Dataset items
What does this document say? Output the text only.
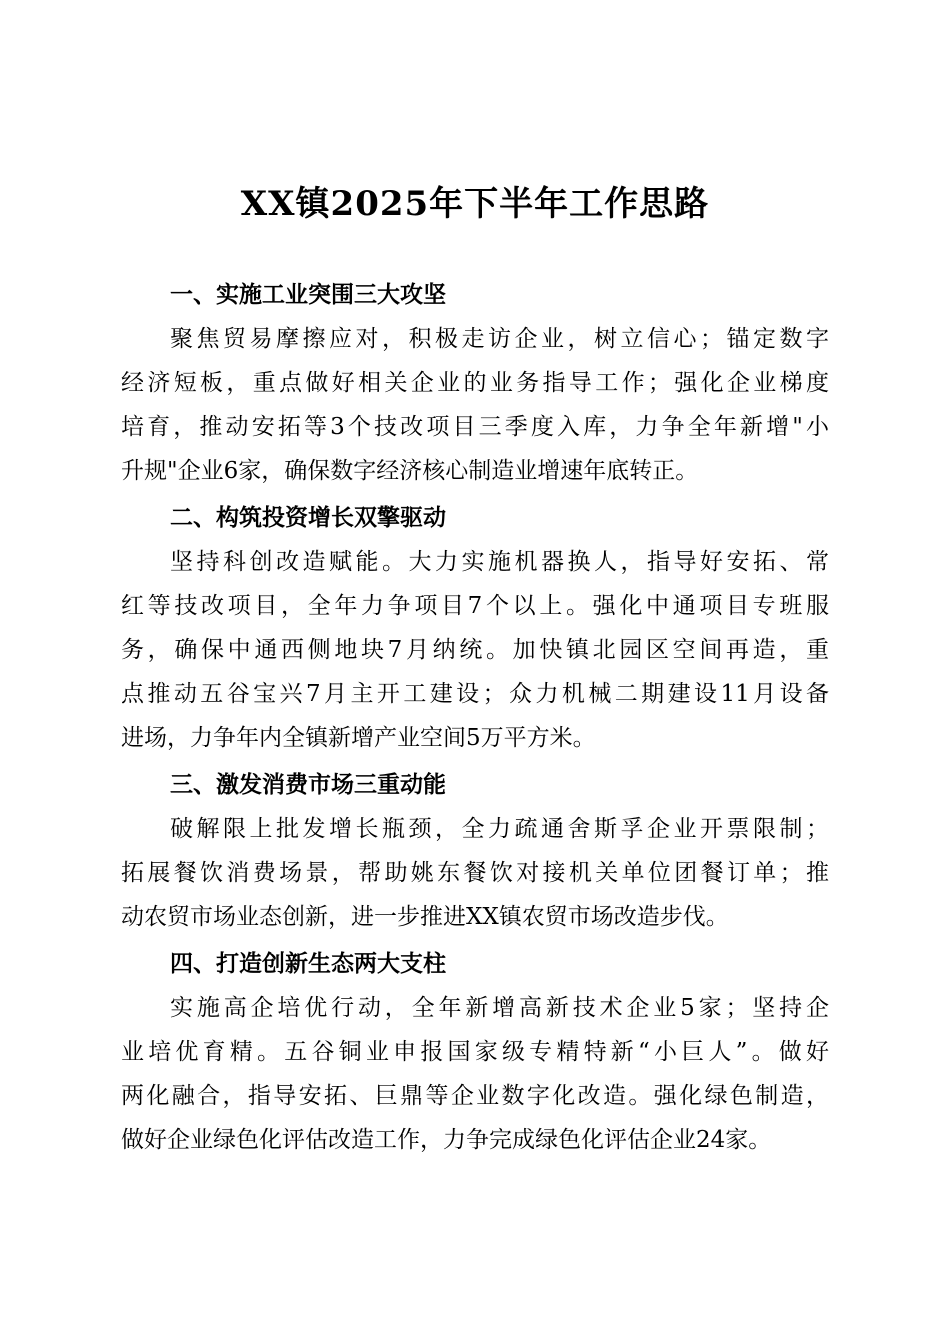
XX镇2025年下半年工作思路
一、实施工业突围三大攻坚
聚焦贸易摩擦应对，积极走访企业，树立信心；锚定数字
经济短板，重点做好相关企业的业务指导工作；强化企业梯度
培育，推动安拓等3个技改项目三季度入库，力争全年新增"小
升规"企业6家，确保数字经济核心制造业增速年底转正。
二、构筑投资增长双擎驱动
坚持科创改造赋能。大力实施机器换人，指导好安拓、常
红等技改项目，全年力争项目7个以上。强化中通项目专班服
务，确保中通西侧地块7月纳统。加快镇北园区空间再造，重
点推动五谷宝兴7月主开工建设；众力机械二期建设11月设备
进场，力争年内全镇新增产业空间5万平方米。
三、激发消费市场三重动能
破解限上批发增长瓶颈，全力疏通舍斯孚企业开票限制；
拓展餐饮消费场景，帮助姚东餐饮对接机关单位团餐订单；推
动农贸市场业态创新，进一步推进XX镇农贸市场改造步伐。
四、打造创新生态两大支柱
实施高企培优行动，全年新增高新技术企业5家；坚持企
业培优育精。五谷铜业申报国家级专精特新“小巨人”。做好
两化融合，指导安拓、巨鼎等企业数字化改造。强化绿色制造，
做好企业绿色化评估改造工作，力争完成绿色化评估企业24家。
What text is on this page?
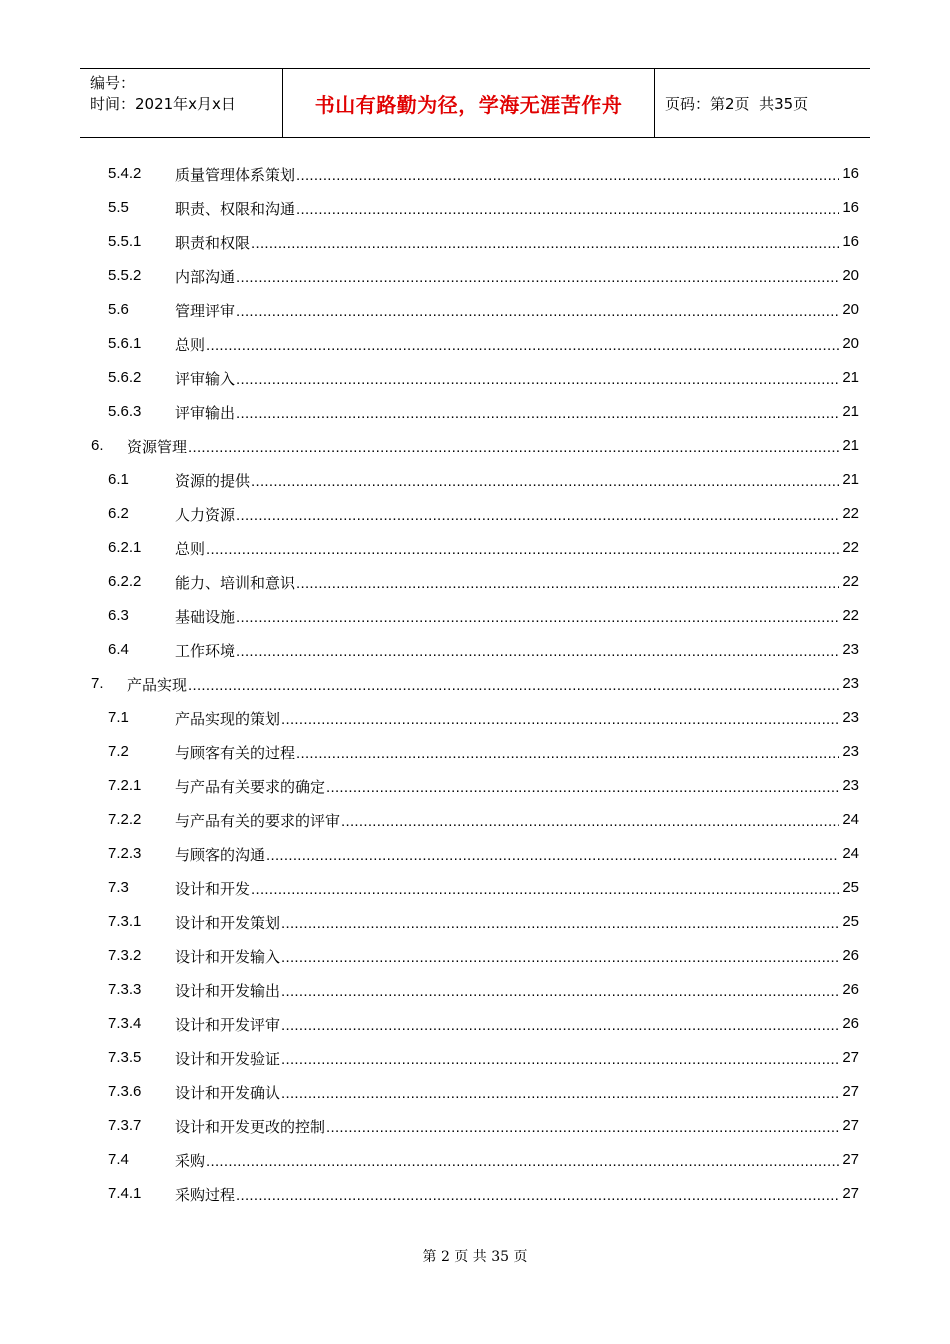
编号：
时间：2021年x月x日	书山有路勤为径，学海无涯苦作舟	页码：第2页  共35页
5.4.2 质量管理体系策划 .....	16
5.5	职责、权限和沟通 .....	16
5.5.1 职责和权限 .....	16
5.5.2 内部沟通 .....	20
5.6	管理评审 .....	20
5.6.1 总则 .....	20
5.6.2 评审输入 .....	21
5.6.3 评审输出 .....	21
6. 资源管理 .....	21
6.1	资源的提供 .....	21
6.2	人力资源 .....	22
6.2.1 总则 .....	22
6.2.2 能力、培训和意识 .....	22
6.3	基础设施 .....	22
6.4	工作环境 .....	23
7. 产品实现 .....	23
7.1	产品实现的策划 .....	23
7.2	与顾客有关的过程 .....	23
7.2.1 与产品有关要求的确定 .....	23
7.2.2 与产品有关的要求的评审 .....	24
7.2.3 与顾客的沟通 .....	24
7.3	设计和开发 .....	25
7.3.1 设计和开发策划 .....	25
7.3.2 设计和开发输入 .....	26
7.3.3 设计和开发输出 .....	26
7.3.4 设计和开发评审 .....	26
7.3.5 设计和开发验证 .....	27
7.3.6 设计和开发确认 .....	27
7.3.7 设计和开发更改的控制 .....	27
7.4	采购 .....	27
7.4.1 采购过程 .....	27
第 2 页 共 35 页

### Request
Of all the lines in the entries, how many contain the word "text"? Give only the number.

### Problem solution
2